-- Start --

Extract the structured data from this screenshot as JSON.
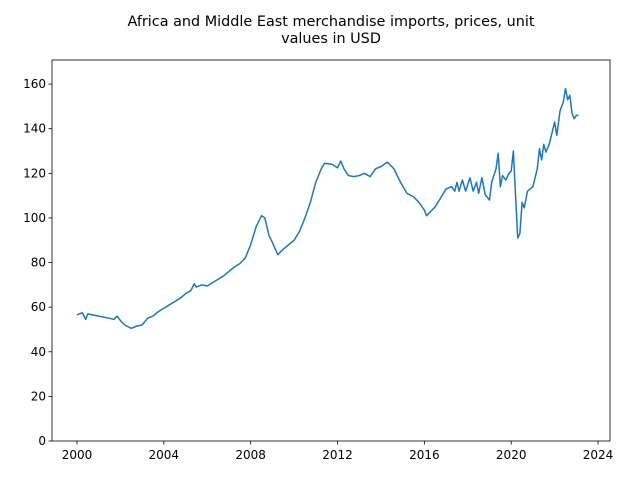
{
  "chart_data": {
    "type": "line",
    "title": [
      "Africa and Middle East merchandise imports, prices, unit",
      "values in USD"
    ],
    "x": [
      2000.0,
      2000.25,
      2000.4,
      2000.5,
      2001.0,
      2001.5,
      2001.7,
      2001.85,
      2002.0,
      2002.2,
      2002.5,
      2002.75,
      2003.0,
      2003.25,
      2003.5,
      2003.75,
      2004.0,
      2004.25,
      2004.5,
      2004.75,
      2005.0,
      2005.25,
      2005.4,
      2005.5,
      2005.75,
      2006.0,
      2006.25,
      2006.5,
      2006.75,
      2007.0,
      2007.25,
      2007.5,
      2007.75,
      2008.0,
      2008.25,
      2008.5,
      2008.65,
      2008.85,
      2009.0,
      2009.25,
      2009.5,
      2009.75,
      2010.0,
      2010.25,
      2010.5,
      2010.75,
      2011.0,
      2011.25,
      2011.4,
      2011.75,
      2012.0,
      2012.15,
      2012.3,
      2012.5,
      2012.75,
      2013.0,
      2013.25,
      2013.5,
      2013.75,
      2014.0,
      2014.3,
      2014.6,
      2014.9,
      2015.2,
      2015.5,
      2015.75,
      2016.0,
      2016.1,
      2016.5,
      2016.75,
      2017.0,
      2017.25,
      2017.4,
      2017.5,
      2017.6,
      2017.75,
      2017.9,
      2018.1,
      2018.25,
      2018.4,
      2018.5,
      2018.65,
      2018.8,
      2019.0,
      2019.1,
      2019.3,
      2019.4,
      2019.5,
      2019.6,
      2019.75,
      2019.9,
      2020.0,
      2020.1,
      2020.2,
      2020.3,
      2020.4,
      2020.5,
      2020.6,
      2020.75,
      2021.0,
      2021.2,
      2021.3,
      2021.4,
      2021.5,
      2021.6,
      2021.75,
      2022.0,
      2022.1,
      2022.25,
      2022.4,
      2022.5,
      2022.6,
      2022.7,
      2022.8,
      2022.9,
      2023.0,
      2023.1
    ],
    "series": [
      {
        "color": "#1f77b4",
        "values": [
          56.5,
          57.5,
          54.5,
          57,
          56,
          55,
          54.5,
          56,
          54,
          52,
          50.5,
          51.5,
          52,
          55,
          56,
          58,
          59.5,
          61,
          62.5,
          64,
          66,
          67.5,
          70.5,
          69,
          70,
          69.5,
          71,
          72.5,
          74,
          76,
          78,
          79.5,
          82,
          88,
          96,
          101,
          100,
          92,
          89,
          83.5,
          86,
          88,
          90,
          94,
          100,
          107,
          116,
          122,
          124.5,
          124,
          122.5,
          125.5,
          122,
          119,
          118.5,
          119,
          120,
          118.5,
          122,
          123,
          125,
          122,
          116,
          111,
          109.5,
          107,
          103.5,
          101,
          105,
          109,
          113,
          114,
          112,
          116,
          112,
          117,
          112,
          118,
          112,
          116,
          111,
          118,
          110.5,
          108,
          116,
          122,
          129,
          114,
          119,
          117,
          120,
          121,
          130,
          110,
          91,
          93,
          107,
          104.5,
          112,
          114,
          122,
          131,
          126,
          133,
          129.5,
          133,
          143,
          137,
          148,
          152,
          158,
          153,
          155,
          147,
          144.5,
          146,
          146
        ]
      }
    ],
    "xlim": [
      1998.85,
      2024.55
    ],
    "xticks": [
      2000,
      2004,
      2008,
      2012,
      2016,
      2020,
      2024
    ],
    "ylim": [
      0,
      170.8
    ],
    "yticks": [
      0,
      20,
      40,
      60,
      80,
      100,
      120,
      140,
      160
    ]
  }
}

-- End --

# [WRITTEN INSTRUCTION]
Copy the records above exactly, leaving out every picture.

# [ANSWER IN FULL]
Extract the structured data from this screenshot as JSON.
{
  "chart_data": {
    "type": "line",
    "title": [
      "Africa and Middle East merchandise imports, prices, unit",
      "values in USD"
    ],
    "x": [
      2000.0,
      2000.25,
      2000.4,
      2000.5,
      2001.0,
      2001.5,
      2001.7,
      2001.85,
      2002.0,
      2002.2,
      2002.5,
      2002.75,
      2003.0,
      2003.25,
      2003.5,
      2003.75,
      2004.0,
      2004.25,
      2004.5,
      2004.75,
      2005.0,
      2005.25,
      2005.4,
      2005.5,
      2005.75,
      2006.0,
      2006.25,
      2006.5,
      2006.75,
      2007.0,
      2007.25,
      2007.5,
      2007.75,
      2008.0,
      2008.25,
      2008.5,
      2008.65,
      2008.85,
      2009.0,
      2009.25,
      2009.5,
      2009.75,
      2010.0,
      2010.25,
      2010.5,
      2010.75,
      2011.0,
      2011.25,
      2011.4,
      2011.75,
      2012.0,
      2012.15,
      2012.3,
      2012.5,
      2012.75,
      2013.0,
      2013.25,
      2013.5,
      2013.75,
      2014.0,
      2014.3,
      2014.6,
      2014.9,
      2015.2,
      2015.5,
      2015.75,
      2016.0,
      2016.1,
      2016.5,
      2016.75,
      2017.0,
      2017.25,
      2017.4,
      2017.5,
      2017.6,
      2017.75,
      2017.9,
      2018.1,
      2018.25,
      2018.4,
      2018.5,
      2018.65,
      2018.8,
      2019.0,
      2019.1,
      2019.3,
      2019.4,
      2019.5,
      2019.6,
      2019.75,
      2019.9,
      2020.0,
      2020.1,
      2020.2,
      2020.3,
      2020.4,
      2020.5,
      2020.6,
      2020.75,
      2021.0,
      2021.2,
      2021.3,
      2021.4,
      2021.5,
      2021.6,
      2021.75,
      2022.0,
      2022.1,
      2022.25,
      2022.4,
      2022.5,
      2022.6,
      2022.7,
      2022.8,
      2022.9,
      2023.0,
      2023.1
    ],
    "series": [
      {
        "color": "#1f77b4",
        "values": [
          56.5,
          57.5,
          54.5,
          57,
          56,
          55,
          54.5,
          56,
          54,
          52,
          50.5,
          51.5,
          52,
          55,
          56,
          58,
          59.5,
          61,
          62.5,
          64,
          66,
          67.5,
          70.5,
          69,
          70,
          69.5,
          71,
          72.5,
          74,
          76,
          78,
          79.5,
          82,
          88,
          96,
          101,
          100,
          92,
          89,
          83.5,
          86,
          88,
          90,
          94,
          100,
          107,
          116,
          122,
          124.5,
          124,
          122.5,
          125.5,
          122,
          119,
          118.5,
          119,
          120,
          118.5,
          122,
          123,
          125,
          122,
          116,
          111,
          109.5,
          107,
          103.5,
          101,
          105,
          109,
          113,
          114,
          112,
          116,
          112,
          117,
          112,
          118,
          112,
          116,
          111,
          118,
          110.5,
          108,
          116,
          122,
          129,
          114,
          119,
          117,
          120,
          121,
          130,
          110,
          91,
          93,
          107,
          104.5,
          112,
          114,
          122,
          131,
          126,
          133,
          129.5,
          133,
          143,
          137,
          148,
          152,
          158,
          153,
          155,
          147,
          144.5,
          146,
          146
        ]
      }
    ],
    "xlim": [
      1998.85,
      2024.55
    ],
    "xticks": [
      2000,
      2004,
      2008,
      2012,
      2016,
      2020,
      2024
    ],
    "ylim": [
      0,
      170.8
    ],
    "yticks": [
      0,
      20,
      40,
      60,
      80,
      100,
      120,
      140,
      160
    ]
  }
}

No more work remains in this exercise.